◆ **Provided entries**
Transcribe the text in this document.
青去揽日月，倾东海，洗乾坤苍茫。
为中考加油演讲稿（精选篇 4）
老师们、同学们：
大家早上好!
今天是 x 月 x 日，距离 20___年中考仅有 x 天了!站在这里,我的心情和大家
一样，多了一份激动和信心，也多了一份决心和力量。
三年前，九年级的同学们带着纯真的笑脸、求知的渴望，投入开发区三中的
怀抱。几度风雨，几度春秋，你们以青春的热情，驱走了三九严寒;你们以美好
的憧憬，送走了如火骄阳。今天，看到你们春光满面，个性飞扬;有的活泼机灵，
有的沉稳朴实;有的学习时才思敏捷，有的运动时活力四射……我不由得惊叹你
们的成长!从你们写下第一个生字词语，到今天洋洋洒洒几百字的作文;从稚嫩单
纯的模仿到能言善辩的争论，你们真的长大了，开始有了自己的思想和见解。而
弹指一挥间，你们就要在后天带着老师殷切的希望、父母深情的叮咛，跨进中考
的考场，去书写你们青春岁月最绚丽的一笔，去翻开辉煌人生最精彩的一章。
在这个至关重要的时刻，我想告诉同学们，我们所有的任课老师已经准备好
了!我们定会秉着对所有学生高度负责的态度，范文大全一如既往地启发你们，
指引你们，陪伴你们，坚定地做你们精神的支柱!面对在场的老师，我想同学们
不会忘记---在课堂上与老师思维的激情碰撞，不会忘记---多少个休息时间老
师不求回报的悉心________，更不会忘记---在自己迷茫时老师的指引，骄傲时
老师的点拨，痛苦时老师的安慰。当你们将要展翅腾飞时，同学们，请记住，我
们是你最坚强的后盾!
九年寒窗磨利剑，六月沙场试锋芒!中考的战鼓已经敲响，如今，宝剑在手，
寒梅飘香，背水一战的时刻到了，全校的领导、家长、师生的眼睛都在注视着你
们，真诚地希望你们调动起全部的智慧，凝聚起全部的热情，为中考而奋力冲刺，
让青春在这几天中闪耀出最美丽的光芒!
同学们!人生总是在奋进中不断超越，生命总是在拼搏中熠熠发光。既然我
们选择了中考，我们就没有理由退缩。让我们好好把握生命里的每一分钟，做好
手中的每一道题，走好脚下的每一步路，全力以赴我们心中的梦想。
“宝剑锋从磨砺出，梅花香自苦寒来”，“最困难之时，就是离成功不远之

◆ **Requirement**
Without leaving anything out, give the entries again exactly.

◆ **The completed task**
Transcribe the text in this document.
青去揽日月，倾东海，洗乾坤苍茫。
为中考加油演讲稿（精选篇 4）
老师们、同学们：
大家早上好!
今天是 x 月 x 日，距离 20___年中考仅有 x 天了!站在这里,我的心情和大家
一样，多了一份激动和信心，也多了一份决心和力量。
三年前，九年级的同学们带着纯真的笑脸、求知的渴望，投入开发区三中的
怀抱。几度风雨，几度春秋，你们以青春的热情，驱走了三九严寒;你们以美好
的憧憬，送走了如火骄阳。今天，看到你们春光满面，个性飞扬;有的活泼机灵，
有的沉稳朴实;有的学习时才思敏捷，有的运动时活力四射……我不由得惊叹你
们的成长!从你们写下第一个生字词语，到今天洋洋洒洒几百字的作文;从稚嫩单
纯的模仿到能言善辩的争论，你们真的长大了，开始有了自己的思想和见解。而
弹指一挥间，你们就要在后天带着老师殷切的希望、父母深情的叮咛，跨进中考
的考场，去书写你们青春岁月最绚丽的一笔，去翻开辉煌人生最精彩的一章。
在这个至关重要的时刻，我想告诉同学们，我们所有的任课老师已经准备好
了!我们定会秉着对所有学生高度负责的态度，范文大全一如既往地启发你们，
指引你们，陪伴你们，坚定地做你们精神的支柱!面对在场的老师，我想同学们
不会忘记---在课堂上与老师思维的激情碰撞，不会忘记---多少个休息时间老
师不求回报的悉心________，更不会忘记---在自己迷茫时老师的指引，骄傲时
老师的点拨，痛苦时老师的安慰。当你们将要展翅腾飞时，同学们，请记住，我
们是你最坚强的后盾!
九年寒窗磨利剑，六月沙场试锋芒!中考的战鼓已经敲响，如今，宝剑在手，
寒梅飘香，背水一战的时刻到了，全校的领导、家长、师生的眼睛都在注视着你
们，真诚地希望你们调动起全部的智慧，凝聚起全部的热情，为中考而奋力冲刺，
让青春在这几天中闪耀出最美丽的光芒!
同学们!人生总是在奋进中不断超越，生命总是在拼搏中熠熠发光。既然我
们选择了中考，我们就没有理由退缩。让我们好好把握生命里的每一分钟，做好
手中的每一道题，走好脚下的每一步路，全力以赴我们心中的梦想。
“宝剑锋从磨砺出，梅花香自苦寒来”，“最困难之时，就是离成功不远之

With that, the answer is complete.